WHAT TO DO:
Gather every line that includes the word "true", please.

**** RAW RECORDS

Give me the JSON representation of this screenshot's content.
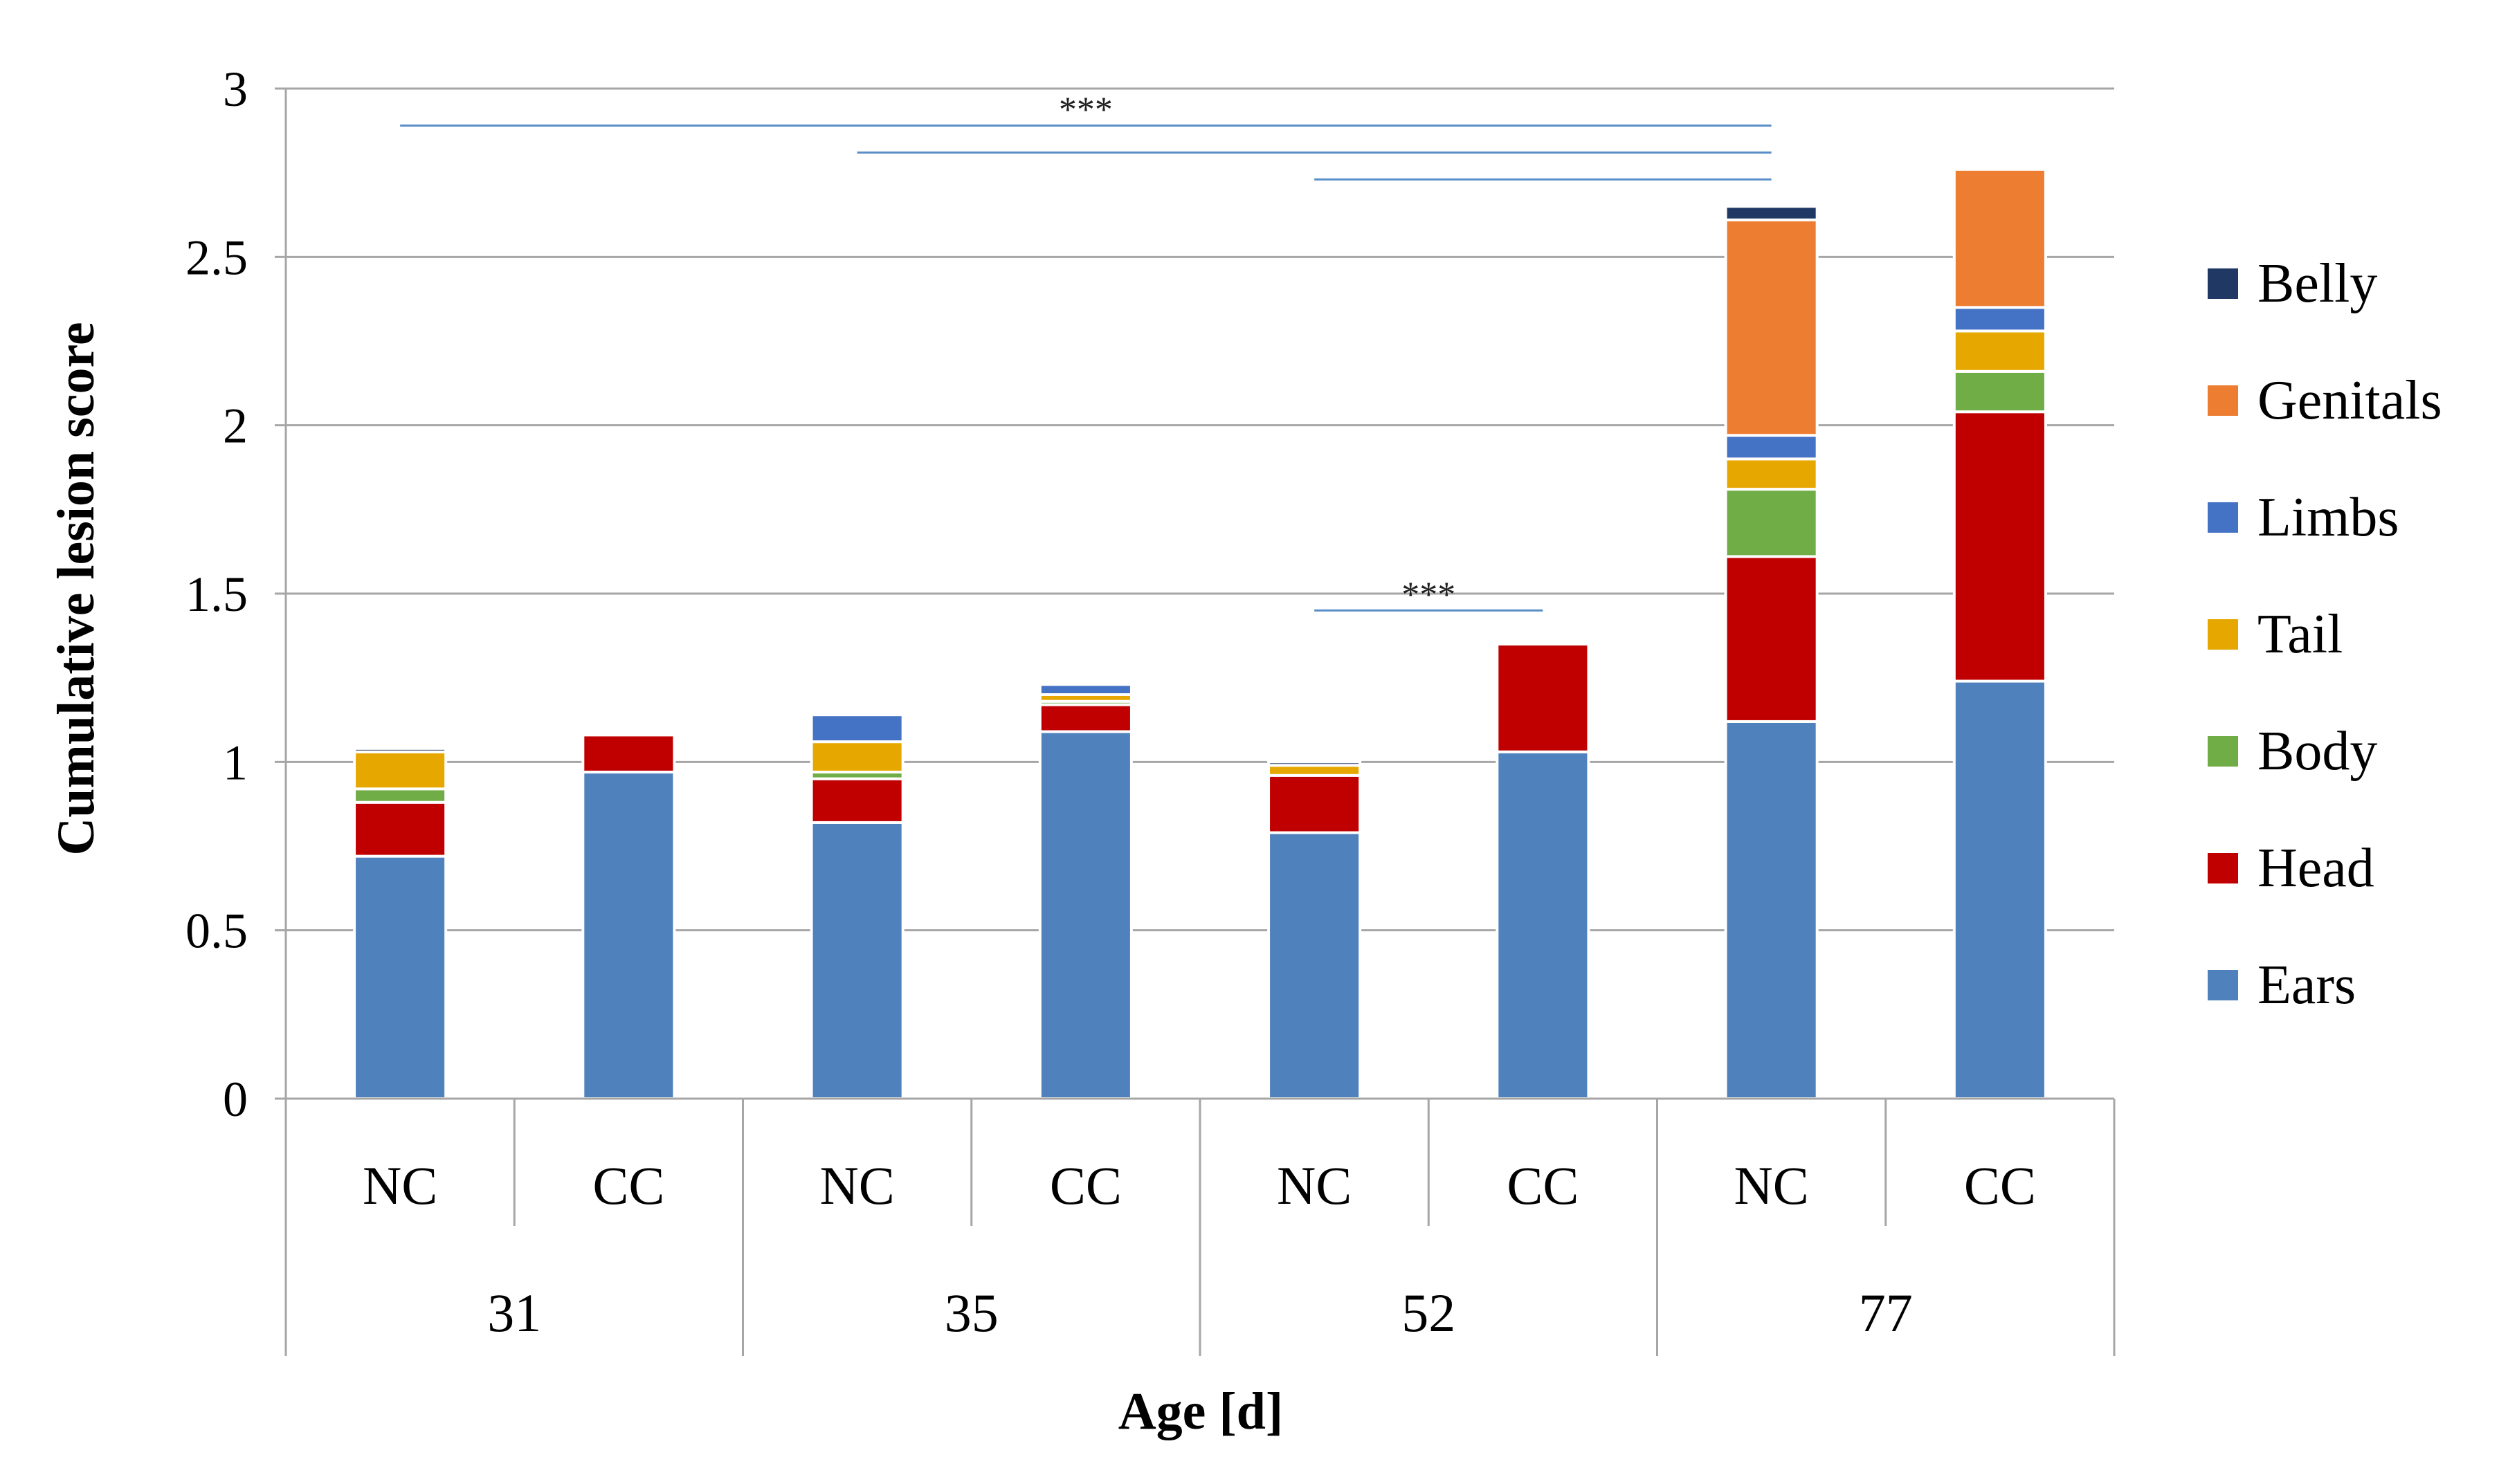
{
  "chart_data": {
    "type": "bar",
    "stacked": true,
    "ylabel": "Cumulative lesion score",
    "xlabel": "Age [d]",
    "ylim": [
      0,
      3
    ],
    "yticks": [
      0,
      0.5,
      1,
      1.5,
      2,
      2.5,
      3
    ],
    "ytick_labels": [
      "0",
      "0.5",
      "1",
      "1.5",
      "2",
      "2.5",
      "3"
    ],
    "grid": true,
    "groups": [
      "31",
      "35",
      "52",
      "77"
    ],
    "categories": [
      "NC",
      "CC",
      "NC",
      "CC",
      "NC",
      "CC",
      "NC",
      "CC"
    ],
    "legend_position": "right",
    "series": [
      {
        "name": "Ears",
        "color": "#4F81BD",
        "values": [
          0.72,
          0.97,
          0.82,
          1.09,
          0.79,
          1.03,
          1.12,
          1.24
        ]
      },
      {
        "name": "Head",
        "color": "#C00000",
        "values": [
          0.16,
          0.11,
          0.13,
          0.08,
          0.17,
          0.32,
          0.49,
          0.8
        ]
      },
      {
        "name": "Body",
        "color": "#70AD47",
        "values": [
          0.04,
          0.0,
          0.02,
          0.01,
          0.0,
          0.0,
          0.2,
          0.12
        ]
      },
      {
        "name": "Tail",
        "color": "#E6A800",
        "values": [
          0.11,
          0.0,
          0.09,
          0.02,
          0.03,
          0.0,
          0.09,
          0.12
        ]
      },
      {
        "name": "Limbs",
        "color": "#4472C4",
        "values": [
          0.0,
          0.0,
          0.08,
          0.03,
          0.0,
          0.0,
          0.07,
          0.07
        ]
      },
      {
        "name": "Genitals",
        "color": "#ED7D31",
        "values": [
          0.0,
          0.0,
          0.0,
          0.0,
          0.0,
          0.0,
          0.64,
          0.41
        ]
      },
      {
        "name": "Belly",
        "color": "#1F3864",
        "values": [
          0.01,
          0.0,
          0.0,
          0.0,
          0.01,
          0.0,
          0.04,
          0.0
        ]
      }
    ],
    "significance": [
      {
        "label": "***",
        "from_bar": 0,
        "to_bar": 6,
        "level": 2.89,
        "show_label": true
      },
      {
        "label": "***",
        "from_bar": 2,
        "to_bar": 6,
        "level": 2.81,
        "show_label": false
      },
      {
        "label": "***",
        "from_bar": 4,
        "to_bar": 6,
        "level": 2.73,
        "show_label": false
      },
      {
        "label": "***",
        "from_bar": 4,
        "to_bar": 5,
        "level": 1.45,
        "show_label": true
      }
    ]
  }
}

********

RIGHT ANSWER:
    "stacked": true,
    "grid": true,
        "show_label": true
        "show_label": true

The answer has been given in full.